• [Requisito]: Extraia literalmente, do trecho a seguir sobre manipulação de resultados no futebol, tudo desde "O atacante Paolo" até "gols do atacante.".

• [Trecho]:
No caso europeu, além desse pagamento, grandes clubes são patrocinados por empresas de apostas, caso da bwin no Real Madrid e que até pouco tempo patrocinava a Taça da Liga, em Portugal – sendo proibida no início de 2012 de permanecer assim porque a legislação passou a proibir apostas online.

Um monstro com mais de 30 anos

A Itália é um dos países em que mais casos apareceram ao longo das últimas décadas. Lá, jogadores foram afastados da prática do futebol por meses ou anos; clubes, mesmo os maiores e mais ricos do país, foram rebaixados e/ou perderam pontos; e dirigentes foram expulsos do futebol. Ainda assim, segue sendo um local em que os casos continuam aparecendo.

Destes, recorda-se o que ocorreu em 1980. Para uma loteria esportiva clandestina, com o nome de Totonero, aliciava-se jogadores, árbitros e dirigentes para combinar resultados.

O atacante Paolo Rossi foi um dos acusados e acabou suspenso por 3 anos. Rossi conseguiu a revogação de 1 ano da pena para participar da Copa do Mundo de 1982. O azar acabou sendo brasileiro, já que o atacante permeia mentes de torcedores que viram o favorito time comandado por Telê Santana ser eliminado no “Desastre de Sarriá” após três gols do atacante.

Em 1986, a polícia italiana descobriu um novo escândalo. Treinadores e jogadores vendiam as partidas por dinheiro. Foram punidos: Udinese e Cagliari (Série A), Lazio, Vicenza, Triestena, Perugia, Palermo (Série B), Foggia e Cavense (Série C); além de 18 treinadores e cerca de 40 jogadores, com penas entre 3 meses e 5 anos.

20 anos depois veio um novo título mundial, com a vitória nos pênaltis sobre a França após empate em 1 a 1 no tempo normal. Veio também mais um grande escândalo, que acabou com uma promissora hegemonia da Juventus, que tinha, à época, jogadores como Cannavaro, Vieira, Del Piero, Trezeguet e Ibrahimovic.

Em 2005, o Ministério Público investigou uma denúncia de manipulação de resultados, mas a ação não andou. No ano seguinte, a mídia italiana divulgou áudios em que os jogos eram negociados, revelando o esquema, que teria ocorrido na temporada 2004-2005.

• [Dados armazenados]:
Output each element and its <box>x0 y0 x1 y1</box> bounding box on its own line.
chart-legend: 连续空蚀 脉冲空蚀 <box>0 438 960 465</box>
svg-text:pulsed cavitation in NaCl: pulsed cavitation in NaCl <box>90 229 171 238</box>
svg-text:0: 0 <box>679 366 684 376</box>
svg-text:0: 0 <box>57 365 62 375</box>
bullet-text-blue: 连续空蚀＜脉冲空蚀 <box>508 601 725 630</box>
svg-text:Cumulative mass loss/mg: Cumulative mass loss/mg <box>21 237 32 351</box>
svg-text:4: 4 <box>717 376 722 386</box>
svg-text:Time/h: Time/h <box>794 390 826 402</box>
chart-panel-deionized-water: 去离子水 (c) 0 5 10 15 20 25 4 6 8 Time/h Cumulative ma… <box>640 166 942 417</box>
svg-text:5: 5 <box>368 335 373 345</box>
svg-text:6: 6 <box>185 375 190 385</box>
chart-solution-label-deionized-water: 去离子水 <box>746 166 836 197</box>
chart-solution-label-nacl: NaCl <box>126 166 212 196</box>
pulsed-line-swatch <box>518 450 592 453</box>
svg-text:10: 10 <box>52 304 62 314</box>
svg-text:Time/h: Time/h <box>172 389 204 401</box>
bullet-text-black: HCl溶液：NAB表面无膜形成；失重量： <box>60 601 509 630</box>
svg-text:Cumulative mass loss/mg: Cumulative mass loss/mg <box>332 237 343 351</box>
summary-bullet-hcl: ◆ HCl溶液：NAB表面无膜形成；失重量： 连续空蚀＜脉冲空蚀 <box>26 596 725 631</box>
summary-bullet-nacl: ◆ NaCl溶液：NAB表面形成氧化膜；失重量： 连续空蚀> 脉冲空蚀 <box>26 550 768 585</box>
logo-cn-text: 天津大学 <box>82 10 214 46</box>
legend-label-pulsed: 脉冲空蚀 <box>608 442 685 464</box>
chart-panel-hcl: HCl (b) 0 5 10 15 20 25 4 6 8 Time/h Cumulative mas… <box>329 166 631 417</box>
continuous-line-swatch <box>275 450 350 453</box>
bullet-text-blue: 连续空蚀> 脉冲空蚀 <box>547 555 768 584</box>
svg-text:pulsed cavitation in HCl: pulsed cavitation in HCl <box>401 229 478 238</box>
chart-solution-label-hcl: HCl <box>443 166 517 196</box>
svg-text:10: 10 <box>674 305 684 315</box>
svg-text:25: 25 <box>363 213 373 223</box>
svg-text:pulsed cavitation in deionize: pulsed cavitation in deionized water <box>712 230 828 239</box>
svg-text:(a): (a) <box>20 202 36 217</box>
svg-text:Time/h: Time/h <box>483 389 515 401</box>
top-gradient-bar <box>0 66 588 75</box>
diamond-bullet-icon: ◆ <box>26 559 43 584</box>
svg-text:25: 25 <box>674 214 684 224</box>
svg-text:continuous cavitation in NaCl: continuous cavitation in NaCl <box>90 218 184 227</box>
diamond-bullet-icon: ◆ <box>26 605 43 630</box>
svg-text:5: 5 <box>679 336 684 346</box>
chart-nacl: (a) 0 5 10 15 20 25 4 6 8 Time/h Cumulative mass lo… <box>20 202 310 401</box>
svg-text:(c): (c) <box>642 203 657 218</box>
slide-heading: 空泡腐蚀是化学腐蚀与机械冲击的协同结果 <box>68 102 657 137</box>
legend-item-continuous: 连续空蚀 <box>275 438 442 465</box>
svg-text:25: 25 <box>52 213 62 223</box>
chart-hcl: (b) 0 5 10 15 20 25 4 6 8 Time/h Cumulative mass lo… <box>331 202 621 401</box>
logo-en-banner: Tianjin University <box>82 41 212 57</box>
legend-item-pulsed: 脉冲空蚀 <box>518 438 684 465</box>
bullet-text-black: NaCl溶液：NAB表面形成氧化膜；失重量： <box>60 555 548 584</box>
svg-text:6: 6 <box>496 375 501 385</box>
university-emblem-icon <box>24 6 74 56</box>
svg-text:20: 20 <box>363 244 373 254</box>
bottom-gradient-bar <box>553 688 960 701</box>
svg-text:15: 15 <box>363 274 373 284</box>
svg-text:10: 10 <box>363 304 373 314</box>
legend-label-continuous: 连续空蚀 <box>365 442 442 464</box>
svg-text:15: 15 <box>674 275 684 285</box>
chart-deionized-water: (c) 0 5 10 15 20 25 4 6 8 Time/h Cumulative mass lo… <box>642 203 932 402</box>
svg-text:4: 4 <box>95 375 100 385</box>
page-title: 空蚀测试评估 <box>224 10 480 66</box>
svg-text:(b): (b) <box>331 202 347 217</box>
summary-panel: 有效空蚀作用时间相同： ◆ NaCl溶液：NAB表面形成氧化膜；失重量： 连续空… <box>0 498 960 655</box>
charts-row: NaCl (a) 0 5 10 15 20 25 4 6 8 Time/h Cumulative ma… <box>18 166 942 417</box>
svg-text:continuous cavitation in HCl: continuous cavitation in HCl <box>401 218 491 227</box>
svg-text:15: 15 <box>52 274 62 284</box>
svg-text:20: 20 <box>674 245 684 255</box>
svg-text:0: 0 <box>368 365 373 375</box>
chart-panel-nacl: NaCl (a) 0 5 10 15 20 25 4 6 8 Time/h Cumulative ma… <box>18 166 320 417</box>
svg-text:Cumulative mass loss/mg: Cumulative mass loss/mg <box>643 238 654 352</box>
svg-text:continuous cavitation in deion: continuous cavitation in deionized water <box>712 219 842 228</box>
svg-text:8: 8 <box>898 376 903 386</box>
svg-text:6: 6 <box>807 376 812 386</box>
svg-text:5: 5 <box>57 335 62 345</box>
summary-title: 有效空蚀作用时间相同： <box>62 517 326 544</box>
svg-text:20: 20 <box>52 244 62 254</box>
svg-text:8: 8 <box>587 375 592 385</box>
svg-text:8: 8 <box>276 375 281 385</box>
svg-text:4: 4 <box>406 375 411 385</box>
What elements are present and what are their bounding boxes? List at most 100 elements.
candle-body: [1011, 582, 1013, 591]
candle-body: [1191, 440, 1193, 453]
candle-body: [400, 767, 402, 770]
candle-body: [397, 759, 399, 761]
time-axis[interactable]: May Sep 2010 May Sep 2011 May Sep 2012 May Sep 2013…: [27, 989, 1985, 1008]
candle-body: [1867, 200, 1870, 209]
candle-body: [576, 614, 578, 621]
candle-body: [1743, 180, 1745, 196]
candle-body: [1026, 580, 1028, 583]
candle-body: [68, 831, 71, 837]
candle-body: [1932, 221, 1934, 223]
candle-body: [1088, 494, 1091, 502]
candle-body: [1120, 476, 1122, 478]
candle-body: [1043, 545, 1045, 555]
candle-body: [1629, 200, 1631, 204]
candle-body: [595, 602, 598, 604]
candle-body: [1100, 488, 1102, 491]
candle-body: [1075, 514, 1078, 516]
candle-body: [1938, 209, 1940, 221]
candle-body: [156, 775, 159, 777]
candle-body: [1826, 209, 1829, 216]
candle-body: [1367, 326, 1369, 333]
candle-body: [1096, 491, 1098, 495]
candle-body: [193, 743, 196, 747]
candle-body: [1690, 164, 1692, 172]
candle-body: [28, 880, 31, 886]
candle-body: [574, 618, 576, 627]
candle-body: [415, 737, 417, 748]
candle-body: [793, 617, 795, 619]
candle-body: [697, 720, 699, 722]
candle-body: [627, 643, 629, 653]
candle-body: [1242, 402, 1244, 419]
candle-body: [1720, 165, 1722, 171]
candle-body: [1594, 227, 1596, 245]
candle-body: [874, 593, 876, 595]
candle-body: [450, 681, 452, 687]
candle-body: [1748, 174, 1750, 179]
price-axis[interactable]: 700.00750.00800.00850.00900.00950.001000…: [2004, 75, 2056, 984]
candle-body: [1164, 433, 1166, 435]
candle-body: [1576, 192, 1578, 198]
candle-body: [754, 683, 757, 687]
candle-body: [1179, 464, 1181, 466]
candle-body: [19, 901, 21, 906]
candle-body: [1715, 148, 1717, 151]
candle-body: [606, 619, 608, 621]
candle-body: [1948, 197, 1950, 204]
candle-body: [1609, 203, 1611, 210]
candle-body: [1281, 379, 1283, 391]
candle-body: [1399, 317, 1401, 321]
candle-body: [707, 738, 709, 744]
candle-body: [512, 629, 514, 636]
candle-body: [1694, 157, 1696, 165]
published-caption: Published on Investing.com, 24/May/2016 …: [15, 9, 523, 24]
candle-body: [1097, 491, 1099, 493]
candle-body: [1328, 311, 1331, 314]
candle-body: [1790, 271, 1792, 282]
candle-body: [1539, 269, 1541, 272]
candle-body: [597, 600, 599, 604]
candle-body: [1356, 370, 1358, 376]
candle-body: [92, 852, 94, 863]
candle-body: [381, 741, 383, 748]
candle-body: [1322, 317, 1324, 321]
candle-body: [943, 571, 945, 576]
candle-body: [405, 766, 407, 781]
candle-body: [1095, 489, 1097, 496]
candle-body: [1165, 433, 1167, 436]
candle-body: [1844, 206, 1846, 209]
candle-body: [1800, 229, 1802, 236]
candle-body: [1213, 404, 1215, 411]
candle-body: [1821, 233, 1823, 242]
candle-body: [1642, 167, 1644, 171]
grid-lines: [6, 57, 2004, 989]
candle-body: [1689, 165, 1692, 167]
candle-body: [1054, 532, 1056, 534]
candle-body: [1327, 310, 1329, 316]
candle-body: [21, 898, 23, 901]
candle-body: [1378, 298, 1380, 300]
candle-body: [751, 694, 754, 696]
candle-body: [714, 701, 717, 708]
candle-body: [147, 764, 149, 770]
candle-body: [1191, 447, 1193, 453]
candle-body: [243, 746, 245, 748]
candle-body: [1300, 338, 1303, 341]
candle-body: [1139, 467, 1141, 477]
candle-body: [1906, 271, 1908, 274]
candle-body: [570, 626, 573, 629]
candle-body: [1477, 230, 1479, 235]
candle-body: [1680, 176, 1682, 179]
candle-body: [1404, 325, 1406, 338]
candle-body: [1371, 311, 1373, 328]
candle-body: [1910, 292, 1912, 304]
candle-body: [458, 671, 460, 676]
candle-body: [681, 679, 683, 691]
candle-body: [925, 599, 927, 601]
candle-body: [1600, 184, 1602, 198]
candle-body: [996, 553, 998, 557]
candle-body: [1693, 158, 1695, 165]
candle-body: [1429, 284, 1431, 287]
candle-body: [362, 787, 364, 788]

• [Resposta completa]:
O atacante Paolo Rossi foi um dos acusados e acabou suspenso por 3 anos. Rossi conseguiu a revogação de 1 ano da pena para participar da Copa do Mundo de 1982. O azar acabou sendo brasileiro, já que o atacante permeia mentes de torcedores que viram o favorito time comandado por Telê Santana ser eliminado no “Desastre de Sarriá” após três gols do atacante.